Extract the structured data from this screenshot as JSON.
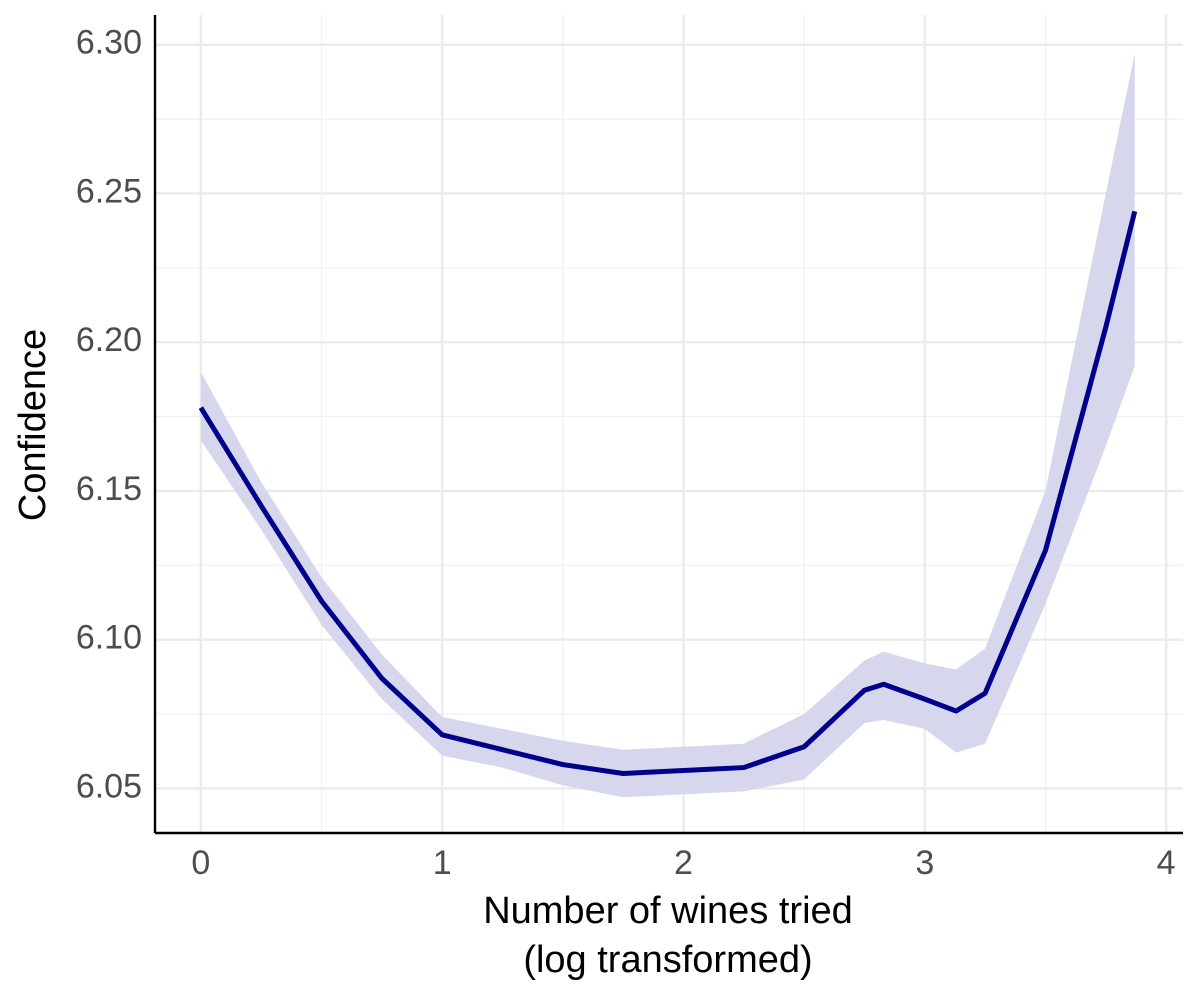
{
  "chart_data": {
    "type": "line",
    "x_label": [
      "Number of wines tried",
      "(log transformed)"
    ],
    "y_label": "Confidence",
    "x": [
      0,
      0.25,
      0.5,
      0.75,
      1.0,
      1.25,
      1.5,
      1.75,
      2.0,
      2.25,
      2.5,
      2.75,
      2.83,
      3.0,
      3.13,
      3.25,
      3.5,
      3.75,
      3.87
    ],
    "series": [
      {
        "color": "#00008b",
        "band_color": "#d6d7ed",
        "values": [
          6.178,
          6.145,
          6.113,
          6.087,
          6.068,
          6.063,
          6.058,
          6.055,
          6.056,
          6.057,
          6.064,
          6.083,
          6.085,
          6.08,
          6.076,
          6.082,
          6.13,
          6.205,
          6.244
        ],
        "lower": [
          6.167,
          6.137,
          6.105,
          6.08,
          6.061,
          6.057,
          6.051,
          6.047,
          6.048,
          6.049,
          6.053,
          6.072,
          6.073,
          6.07,
          6.062,
          6.065,
          6.112,
          6.165,
          6.192
        ],
        "upper": [
          6.19,
          6.153,
          6.121,
          6.095,
          6.074,
          6.07,
          6.066,
          6.063,
          6.064,
          6.065,
          6.075,
          6.093,
          6.096,
          6.092,
          6.09,
          6.097,
          6.15,
          6.25,
          6.297
        ]
      }
    ],
    "xlim": [
      -0.19,
      4.07
    ],
    "ylim": [
      6.035,
      6.31
    ],
    "xticks": [
      0,
      1,
      2,
      3,
      4
    ],
    "yticks": [
      {
        "value": 6.05,
        "label": "6.05"
      },
      {
        "value": 6.1,
        "label": "6.10"
      },
      {
        "value": 6.15,
        "label": "6.15"
      },
      {
        "value": 6.2,
        "label": "6.20"
      },
      {
        "value": 6.25,
        "label": "6.25"
      },
      {
        "value": 6.3,
        "label": "6.30"
      }
    ],
    "x_minor_grid": [
      0.5,
      1.5,
      2.5,
      3.5
    ],
    "y_minor_grid": [
      6.075,
      6.125,
      6.175,
      6.225,
      6.275
    ],
    "grid": true
  }
}
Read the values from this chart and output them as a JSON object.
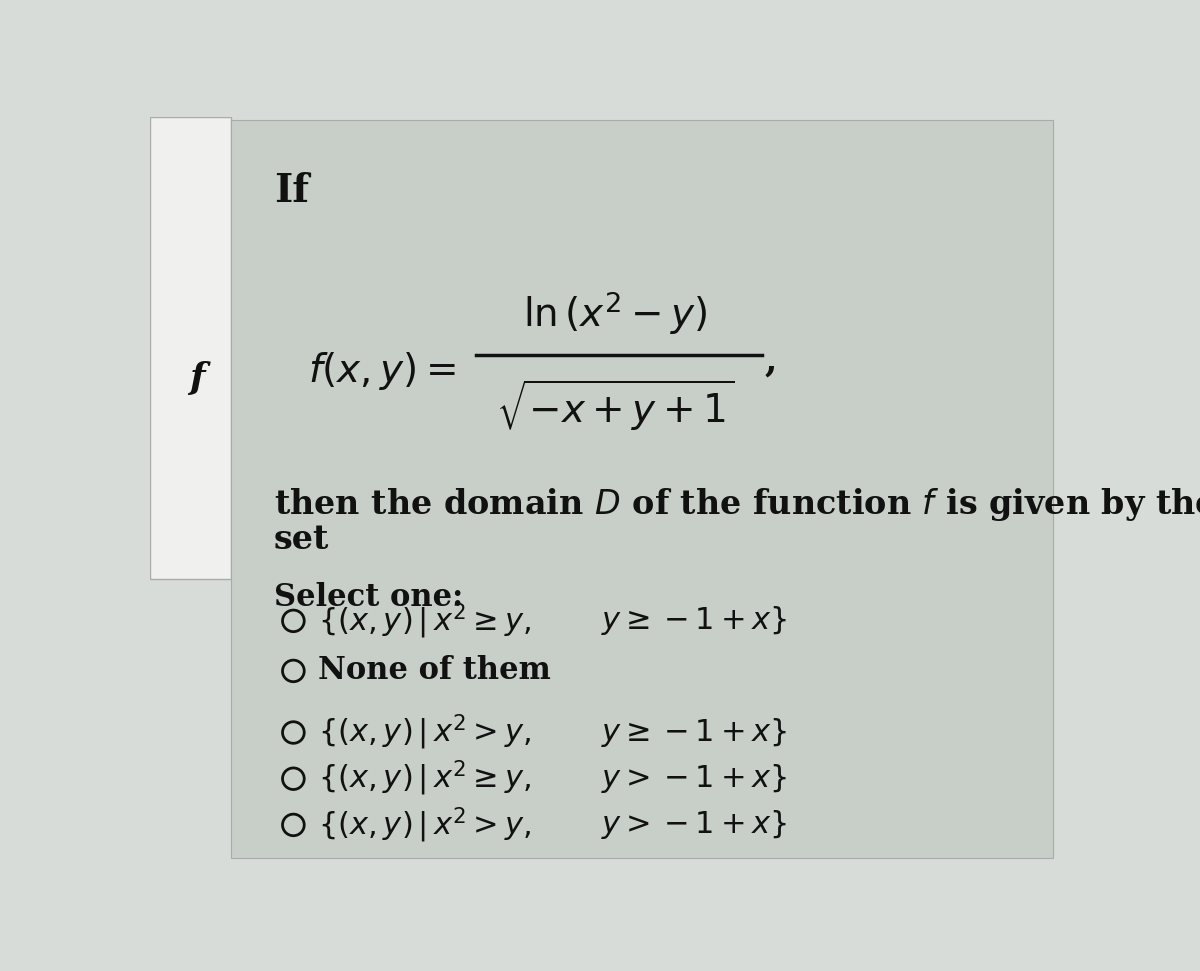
{
  "outer_bg": "#d8dcd8",
  "left_panel_color": "#f0f0ee",
  "main_panel_color": "#c8cfc8",
  "text_color": "#111111",
  "title": "If",
  "left_f": "f",
  "select_label": "Select one:",
  "desc_line1": "then the domain ",
  "desc_D": "D",
  "desc_line2": " of the function ",
  "desc_f": "f",
  "desc_line3": " is given by the",
  "desc_set": "set",
  "options": [
    [
      "{(x, y)|x² ≥ y,",
      "y ≥ −1 + x}"
    ],
    [
      "None of them",
      ""
    ],
    [
      "{(x, y)|x² > y,",
      "y ≥ −1 + x}"
    ],
    [
      "{(x, y)|x² ≥ y,",
      "y > −1 + x}"
    ],
    [
      "{(x, y)|x² > y,",
      "y > −1 + x}"
    ]
  ]
}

= Short task =
Transcribe every entry above exactly. Omit all pictures.

= Finished answer =
Extract the structured data from this screenshot as JSON.
{
  "chart_data": {
    "type": "line",
    "x_label": [
      "Number of wines tried",
      "(log transformed)"
    ],
    "y_label": "Confidence",
    "x": [
      0,
      0.25,
      0.5,
      0.75,
      1.0,
      1.25,
      1.5,
      1.75,
      2.0,
      2.25,
      2.5,
      2.75,
      2.83,
      3.0,
      3.13,
      3.25,
      3.5,
      3.75,
      3.87
    ],
    "series": [
      {
        "color": "#00008b",
        "band_color": "#d6d7ed",
        "values": [
          6.178,
          6.145,
          6.113,
          6.087,
          6.068,
          6.063,
          6.058,
          6.055,
          6.056,
          6.057,
          6.064,
          6.083,
          6.085,
          6.08,
          6.076,
          6.082,
          6.13,
          6.205,
          6.244
        ],
        "lower": [
          6.167,
          6.137,
          6.105,
          6.08,
          6.061,
          6.057,
          6.051,
          6.047,
          6.048,
          6.049,
          6.053,
          6.072,
          6.073,
          6.07,
          6.062,
          6.065,
          6.112,
          6.165,
          6.192
        ],
        "upper": [
          6.19,
          6.153,
          6.121,
          6.095,
          6.074,
          6.07,
          6.066,
          6.063,
          6.064,
          6.065,
          6.075,
          6.093,
          6.096,
          6.092,
          6.09,
          6.097,
          6.15,
          6.25,
          6.297
        ]
      }
    ],
    "xlim": [
      -0.19,
      4.07
    ],
    "ylim": [
      6.035,
      6.31
    ],
    "xticks": [
      0,
      1,
      2,
      3,
      4
    ],
    "yticks": [
      {
        "value": 6.05,
        "label": "6.05"
      },
      {
        "value": 6.1,
        "label": "6.10"
      },
      {
        "value": 6.15,
        "label": "6.15"
      },
      {
        "value": 6.2,
        "label": "6.20"
      },
      {
        "value": 6.25,
        "label": "6.25"
      },
      {
        "value": 6.3,
        "label": "6.30"
      }
    ],
    "x_minor_grid": [
      0.5,
      1.5,
      2.5,
      3.5
    ],
    "y_minor_grid": [
      6.075,
      6.125,
      6.175,
      6.225,
      6.275
    ],
    "grid": true
  }
}
Read the values from this chart and output them as a JSON object.
{
  "outer_bg": "#d8dcd8",
  "left_panel_color": "#f0f0ee",
  "main_panel_color": "#c8cfc8",
  "text_color": "#111111",
  "title": "If",
  "left_f": "f",
  "select_label": "Select one:",
  "desc_line1": "then the domain ",
  "desc_D": "D",
  "desc_line2": " of the function ",
  "desc_f": "f",
  "desc_line3": " is given by the",
  "desc_set": "set",
  "options": [
    [
      "{(x, y)|x² ≥ y,",
      "y ≥ −1 + x}"
    ],
    [
      "None of them",
      ""
    ],
    [
      "{(x, y)|x² > y,",
      "y ≥ −1 + x}"
    ],
    [
      "{(x, y)|x² ≥ y,",
      "y > −1 + x}"
    ],
    [
      "{(x, y)|x² > y,",
      "y > −1 + x}"
    ]
  ]
}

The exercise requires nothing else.